### [Records to process]
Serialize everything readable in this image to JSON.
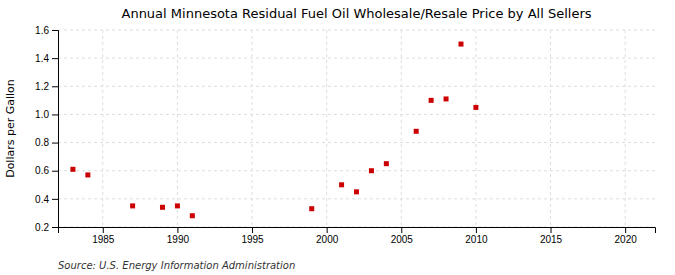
{
  "chart_data": {
    "type": "scatter",
    "title": "Annual Minnesota Residual Fuel Oil Wholesale/Resale Price by All Sellers",
    "ylabel": "Dollars per Gallon",
    "annotation": "Source: U.S. Energy Information Administration",
    "x": [
      1983,
      1984,
      1987,
      1989,
      1990,
      1991,
      1999,
      2001,
      2002,
      2003,
      2004,
      2006,
      2007,
      2008,
      2009,
      2010
    ],
    "values": [
      0.61,
      0.57,
      0.35,
      0.34,
      0.35,
      0.28,
      0.33,
      0.5,
      0.45,
      0.6,
      0.65,
      0.88,
      1.1,
      1.11,
      1.5,
      1.05
    ],
    "color": "#cc0000",
    "marker": "square",
    "xlim": [
      1982,
      2022
    ],
    "ylim": [
      0.2,
      1.6
    ],
    "xticks": [
      1985,
      1990,
      1995,
      2000,
      2005,
      2010,
      2015,
      2020
    ],
    "yticks": [
      0.2,
      0.4,
      0.6,
      0.8,
      {
        "value": 1.0,
        "label": "1.0"
      },
      1.2,
      1.4,
      1.6
    ],
    "grid": true
  }
}
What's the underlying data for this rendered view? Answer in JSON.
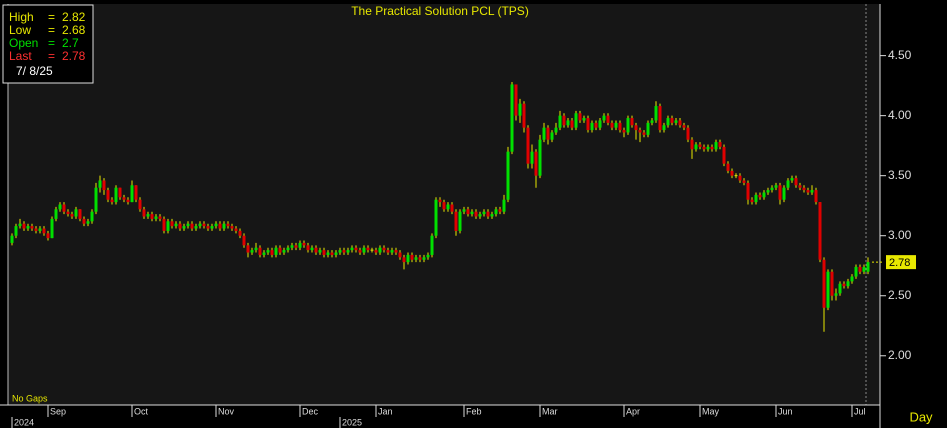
{
  "chart_data": {
    "type": "candlestick",
    "title": "The Practical Solution PCL (TPS)",
    "info": {
      "labels": [
        "High",
        "Low",
        "Open",
        "Last"
      ],
      "separator": "=",
      "fields": [
        1,
        2,
        0,
        3
      ],
      "colors": [
        "#e8e800",
        "#e8e800",
        "#00e000",
        "#ff3030"
      ],
      "date": "7/ 8/25"
    },
    "note": "No Gaps",
    "period": "Day",
    "up_color": "#00e000",
    "down_color": "#e00000",
    "wick_color": "#e8e800",
    "ylim": [
      1.59,
      4.93
    ],
    "yticks": [
      {
        "value": 2,
        "label": "2.00"
      },
      {
        "value": 2.5,
        "label": "2.50"
      },
      {
        "value": 3,
        "label": "3.00"
      },
      {
        "value": 3.5,
        "label": "3.50"
      },
      {
        "value": 4,
        "label": "4.00"
      },
      {
        "value": 4.5,
        "label": "4.50"
      }
    ],
    "xlim": [
      -1,
      217
    ],
    "xticks": [
      {
        "value": 9,
        "label": "Sep"
      },
      {
        "value": 30,
        "label": "Oct"
      },
      {
        "value": 51,
        "label": "Nov"
      },
      {
        "value": 72,
        "label": "Dec"
      },
      {
        "value": 91,
        "label": "Jan"
      },
      {
        "value": 113,
        "label": "Feb"
      },
      {
        "value": 132,
        "label": "Mar"
      },
      {
        "value": 153,
        "label": "Apr"
      },
      {
        "value": 172,
        "label": "May"
      },
      {
        "value": 191,
        "label": "Jun"
      },
      {
        "value": 210,
        "label": "Jul"
      }
    ],
    "year_ticks": [
      {
        "value": 9,
        "label": "2024"
      },
      {
        "value": 91,
        "label": "2025"
      }
    ],
    "candles": [
      [
        2.94,
        3.02,
        2.92,
        3.0
      ],
      [
        3.0,
        3.1,
        2.98,
        3.08
      ],
      [
        3.08,
        3.14,
        3.06,
        3.1
      ],
      [
        3.1,
        3.12,
        3.04,
        3.06
      ],
      [
        3.06,
        3.1,
        3.04,
        3.08
      ],
      [
        3.08,
        3.1,
        3.04,
        3.06
      ],
      [
        3.06,
        3.08,
        3.02,
        3.04
      ],
      [
        3.04,
        3.08,
        3.02,
        3.06
      ],
      [
        3.06,
        3.08,
        3.0,
        3.02
      ],
      [
        3.02,
        3.04,
        2.96,
        2.98
      ],
      [
        2.98,
        3.16,
        2.98,
        3.14
      ],
      [
        3.14,
        3.24,
        3.12,
        3.22
      ],
      [
        3.22,
        3.28,
        3.2,
        3.26
      ],
      [
        3.26,
        3.28,
        3.18,
        3.2
      ],
      [
        3.2,
        3.22,
        3.16,
        3.18
      ],
      [
        3.18,
        3.2,
        3.14,
        3.16
      ],
      [
        3.16,
        3.24,
        3.14,
        3.22
      ],
      [
        3.22,
        3.22,
        3.12,
        3.14
      ],
      [
        3.14,
        3.16,
        3.08,
        3.1
      ],
      [
        3.1,
        3.14,
        3.08,
        3.12
      ],
      [
        3.12,
        3.22,
        3.1,
        3.2
      ],
      [
        3.2,
        3.44,
        3.18,
        3.4
      ],
      [
        3.4,
        3.5,
        3.36,
        3.46
      ],
      [
        3.46,
        3.48,
        3.34,
        3.38
      ],
      [
        3.38,
        3.4,
        3.28,
        3.3
      ],
      [
        3.3,
        3.32,
        3.26,
        3.28
      ],
      [
        3.28,
        3.42,
        3.26,
        3.4
      ],
      [
        3.4,
        3.4,
        3.3,
        3.32
      ],
      [
        3.32,
        3.34,
        3.28,
        3.3
      ],
      [
        3.3,
        3.32,
        3.26,
        3.28
      ],
      [
        3.28,
        3.46,
        3.28,
        3.42
      ],
      [
        3.42,
        3.42,
        3.28,
        3.3
      ],
      [
        3.3,
        3.32,
        3.2,
        3.22
      ],
      [
        3.22,
        3.24,
        3.14,
        3.16
      ],
      [
        3.16,
        3.2,
        3.14,
        3.18
      ],
      [
        3.18,
        3.2,
        3.12,
        3.14
      ],
      [
        3.14,
        3.18,
        3.12,
        3.16
      ],
      [
        3.16,
        3.18,
        3.12,
        3.14
      ],
      [
        3.14,
        3.16,
        3.02,
        3.04
      ],
      [
        3.04,
        3.14,
        3.02,
        3.12
      ],
      [
        3.12,
        3.14,
        3.06,
        3.08
      ],
      [
        3.08,
        3.12,
        3.06,
        3.1
      ],
      [
        3.1,
        3.12,
        3.04,
        3.06
      ],
      [
        3.06,
        3.1,
        3.04,
        3.08
      ],
      [
        3.08,
        3.12,
        3.06,
        3.1
      ],
      [
        3.1,
        3.12,
        3.04,
        3.06
      ],
      [
        3.06,
        3.1,
        3.04,
        3.08
      ],
      [
        3.08,
        3.12,
        3.06,
        3.1
      ],
      [
        3.1,
        3.12,
        3.06,
        3.08
      ],
      [
        3.08,
        3.1,
        3.04,
        3.06
      ],
      [
        3.06,
        3.1,
        3.04,
        3.08
      ],
      [
        3.08,
        3.12,
        3.06,
        3.1
      ],
      [
        3.1,
        3.12,
        3.04,
        3.06
      ],
      [
        3.06,
        3.12,
        3.04,
        3.1
      ],
      [
        3.1,
        3.12,
        3.06,
        3.08
      ],
      [
        3.08,
        3.1,
        3.04,
        3.06
      ],
      [
        3.06,
        3.08,
        3.02,
        3.04
      ],
      [
        3.04,
        3.06,
        2.98,
        3.0
      ],
      [
        3.0,
        3.02,
        2.9,
        2.92
      ],
      [
        2.92,
        2.94,
        2.82,
        2.86
      ],
      [
        2.86,
        2.9,
        2.84,
        2.88
      ],
      [
        2.88,
        2.94,
        2.86,
        2.9
      ],
      [
        2.9,
        2.92,
        2.82,
        2.84
      ],
      [
        2.84,
        2.88,
        2.82,
        2.86
      ],
      [
        2.86,
        2.9,
        2.84,
        2.88
      ],
      [
        2.88,
        2.9,
        2.82,
        2.84
      ],
      [
        2.84,
        2.92,
        2.82,
        2.9
      ],
      [
        2.9,
        2.92,
        2.84,
        2.86
      ],
      [
        2.86,
        2.9,
        2.84,
        2.88
      ],
      [
        2.88,
        2.92,
        2.86,
        2.9
      ],
      [
        2.9,
        2.94,
        2.88,
        2.92
      ],
      [
        2.92,
        2.94,
        2.88,
        2.9
      ],
      [
        2.9,
        2.96,
        2.88,
        2.94
      ],
      [
        2.94,
        2.96,
        2.9,
        2.92
      ],
      [
        2.92,
        2.94,
        2.86,
        2.88
      ],
      [
        2.88,
        2.92,
        2.86,
        2.9
      ],
      [
        2.9,
        2.92,
        2.84,
        2.86
      ],
      [
        2.86,
        2.9,
        2.84,
        2.88
      ],
      [
        2.88,
        2.9,
        2.82,
        2.84
      ],
      [
        2.84,
        2.88,
        2.82,
        2.86
      ],
      [
        2.86,
        2.88,
        2.82,
        2.84
      ],
      [
        2.84,
        2.88,
        2.82,
        2.86
      ],
      [
        2.86,
        2.9,
        2.84,
        2.88
      ],
      [
        2.88,
        2.9,
        2.84,
        2.86
      ],
      [
        2.86,
        2.9,
        2.84,
        2.88
      ],
      [
        2.88,
        2.92,
        2.86,
        2.9
      ],
      [
        2.9,
        2.92,
        2.86,
        2.88
      ],
      [
        2.88,
        2.9,
        2.84,
        2.86
      ],
      [
        2.86,
        2.92,
        2.84,
        2.9
      ],
      [
        2.9,
        2.92,
        2.86,
        2.88
      ],
      [
        2.88,
        2.9,
        2.86,
        2.88
      ],
      [
        2.88,
        2.9,
        2.84,
        2.86
      ],
      [
        2.86,
        2.92,
        2.84,
        2.9
      ],
      [
        2.9,
        2.92,
        2.86,
        2.88
      ],
      [
        2.88,
        2.9,
        2.84,
        2.86
      ],
      [
        2.86,
        2.9,
        2.84,
        2.88
      ],
      [
        2.88,
        2.9,
        2.84,
        2.86
      ],
      [
        2.86,
        2.88,
        2.8,
        2.82
      ],
      [
        2.82,
        2.84,
        2.72,
        2.78
      ],
      [
        2.78,
        2.86,
        2.76,
        2.84
      ],
      [
        2.84,
        2.86,
        2.78,
        2.8
      ],
      [
        2.8,
        2.84,
        2.78,
        2.82
      ],
      [
        2.82,
        2.84,
        2.78,
        2.8
      ],
      [
        2.8,
        2.84,
        2.78,
        2.82
      ],
      [
        2.82,
        2.86,
        2.8,
        2.84
      ],
      [
        2.84,
        3.02,
        2.82,
        3.0
      ],
      [
        3.0,
        3.32,
        2.98,
        3.3
      ],
      [
        3.3,
        3.32,
        3.24,
        3.28
      ],
      [
        3.28,
        3.3,
        3.2,
        3.22
      ],
      [
        3.22,
        3.28,
        3.2,
        3.26
      ],
      [
        3.26,
        3.28,
        3.18,
        3.2
      ],
      [
        3.2,
        3.22,
        3.0,
        3.04
      ],
      [
        3.04,
        3.22,
        3.02,
        3.2
      ],
      [
        3.2,
        3.24,
        3.18,
        3.22
      ],
      [
        3.22,
        3.24,
        3.16,
        3.18
      ],
      [
        3.18,
        3.22,
        3.16,
        3.2
      ],
      [
        3.2,
        3.22,
        3.14,
        3.16
      ],
      [
        3.16,
        3.2,
        3.14,
        3.18
      ],
      [
        3.18,
        3.22,
        3.16,
        3.2
      ],
      [
        3.2,
        3.22,
        3.14,
        3.16
      ],
      [
        3.16,
        3.2,
        3.14,
        3.18
      ],
      [
        3.18,
        3.24,
        3.16,
        3.22
      ],
      [
        3.22,
        3.24,
        3.18,
        3.2
      ],
      [
        3.2,
        3.34,
        3.18,
        3.3
      ],
      [
        3.3,
        3.74,
        3.28,
        3.7
      ],
      [
        3.7,
        4.28,
        3.68,
        4.26
      ],
      [
        4.26,
        4.26,
        3.96,
        4.0
      ],
      [
        4.0,
        4.14,
        3.94,
        4.1
      ],
      [
        4.1,
        4.12,
        3.86,
        3.9
      ],
      [
        3.9,
        3.92,
        3.56,
        3.6
      ],
      [
        3.6,
        3.76,
        3.56,
        3.7
      ],
      [
        3.7,
        3.72,
        3.4,
        3.5
      ],
      [
        3.5,
        3.84,
        3.48,
        3.8
      ],
      [
        3.8,
        3.94,
        3.78,
        3.9
      ],
      [
        3.9,
        3.92,
        3.76,
        3.8
      ],
      [
        3.8,
        3.88,
        3.78,
        3.86
      ],
      [
        3.86,
        3.94,
        3.84,
        3.9
      ],
      [
        3.9,
        4.04,
        3.88,
        4.0
      ],
      [
        4.0,
        4.02,
        3.9,
        3.92
      ],
      [
        3.92,
        3.98,
        3.9,
        3.96
      ],
      [
        3.96,
        3.98,
        3.88,
        3.9
      ],
      [
        3.9,
        4.04,
        3.88,
        4.02
      ],
      [
        4.02,
        4.04,
        3.94,
        3.96
      ],
      [
        3.96,
        4.0,
        3.94,
        3.98
      ],
      [
        3.98,
        4.0,
        3.86,
        3.88
      ],
      [
        3.88,
        3.96,
        3.86,
        3.94
      ],
      [
        3.94,
        3.96,
        3.88,
        3.9
      ],
      [
        3.9,
        3.98,
        3.88,
        3.96
      ],
      [
        3.96,
        4.02,
        3.94,
        4.0
      ],
      [
        4.0,
        4.02,
        3.92,
        3.94
      ],
      [
        3.94,
        3.96,
        3.88,
        3.9
      ],
      [
        3.9,
        3.96,
        3.88,
        3.94
      ],
      [
        3.94,
        3.96,
        3.86,
        3.88
      ],
      [
        3.88,
        3.9,
        3.82,
        3.86
      ],
      [
        3.86,
        4.0,
        3.84,
        3.98
      ],
      [
        3.98,
        4.0,
        3.9,
        3.92
      ],
      [
        3.92,
        3.94,
        3.8,
        3.88
      ],
      [
        3.88,
        3.9,
        3.78,
        3.86
      ],
      [
        3.86,
        3.88,
        3.82,
        3.84
      ],
      [
        3.84,
        3.96,
        3.82,
        3.94
      ],
      [
        3.94,
        3.98,
        3.92,
        3.96
      ],
      [
        3.96,
        4.12,
        3.94,
        4.08
      ],
      [
        4.08,
        4.1,
        3.86,
        3.88
      ],
      [
        3.88,
        3.94,
        3.86,
        3.92
      ],
      [
        3.92,
        4.0,
        3.9,
        3.98
      ],
      [
        3.98,
        4.0,
        3.92,
        3.94
      ],
      [
        3.94,
        3.98,
        3.92,
        3.96
      ],
      [
        3.96,
        3.98,
        3.9,
        3.92
      ],
      [
        3.92,
        3.94,
        3.88,
        3.9
      ],
      [
        3.9,
        3.92,
        3.78,
        3.8
      ],
      [
        3.8,
        3.82,
        3.64,
        3.72
      ],
      [
        3.72,
        3.78,
        3.7,
        3.76
      ],
      [
        3.76,
        3.78,
        3.72,
        3.74
      ],
      [
        3.74,
        3.76,
        3.7,
        3.72
      ],
      [
        3.72,
        3.76,
        3.7,
        3.74
      ],
      [
        3.74,
        3.76,
        3.7,
        3.72
      ],
      [
        3.72,
        3.8,
        3.7,
        3.78
      ],
      [
        3.78,
        3.8,
        3.72,
        3.74
      ],
      [
        3.74,
        3.76,
        3.58,
        3.6
      ],
      [
        3.6,
        3.62,
        3.52,
        3.54
      ],
      [
        3.54,
        3.56,
        3.48,
        3.5
      ],
      [
        3.5,
        3.52,
        3.48,
        3.5
      ],
      [
        3.5,
        3.52,
        3.44,
        3.46
      ],
      [
        3.46,
        3.48,
        3.42,
        3.44
      ],
      [
        3.44,
        3.46,
        3.26,
        3.3
      ],
      [
        3.3,
        3.32,
        3.26,
        3.28
      ],
      [
        3.28,
        3.36,
        3.26,
        3.34
      ],
      [
        3.34,
        3.36,
        3.3,
        3.32
      ],
      [
        3.32,
        3.38,
        3.3,
        3.36
      ],
      [
        3.36,
        3.4,
        3.34,
        3.38
      ],
      [
        3.38,
        3.42,
        3.36,
        3.4
      ],
      [
        3.4,
        3.44,
        3.38,
        3.42
      ],
      [
        3.42,
        3.44,
        3.26,
        3.3
      ],
      [
        3.3,
        3.42,
        3.28,
        3.4
      ],
      [
        3.4,
        3.48,
        3.38,
        3.46
      ],
      [
        3.46,
        3.5,
        3.44,
        3.48
      ],
      [
        3.48,
        3.5,
        3.4,
        3.42
      ],
      [
        3.42,
        3.44,
        3.38,
        3.4
      ],
      [
        3.4,
        3.42,
        3.36,
        3.38
      ],
      [
        3.38,
        3.4,
        3.34,
        3.36
      ],
      [
        3.36,
        3.42,
        3.34,
        3.38
      ],
      [
        3.38,
        3.4,
        3.26,
        3.28
      ],
      [
        3.28,
        3.28,
        2.78,
        2.8
      ],
      [
        2.8,
        2.82,
        2.2,
        2.4
      ],
      [
        2.4,
        2.72,
        2.38,
        2.7
      ],
      [
        2.7,
        2.72,
        2.46,
        2.5
      ],
      [
        2.5,
        2.56,
        2.46,
        2.52
      ],
      [
        2.52,
        2.62,
        2.5,
        2.6
      ],
      [
        2.6,
        2.62,
        2.56,
        2.58
      ],
      [
        2.58,
        2.64,
        2.56,
        2.62
      ],
      [
        2.62,
        2.68,
        2.6,
        2.66
      ],
      [
        2.66,
        2.76,
        2.64,
        2.74
      ],
      [
        2.74,
        2.76,
        2.68,
        2.7
      ],
      [
        2.7,
        2.76,
        2.68,
        2.74
      ],
      [
        2.7,
        2.82,
        2.68,
        2.78
      ]
    ]
  }
}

### [Goal]
Find each line holding the word "title" and copy it.

### [Final result]
    "title": "Annual Minnesota Residual Fuel Oil Wholesale/Resale Price by All Sellers",
    "title": "The Practical Solution PCL (TPS)",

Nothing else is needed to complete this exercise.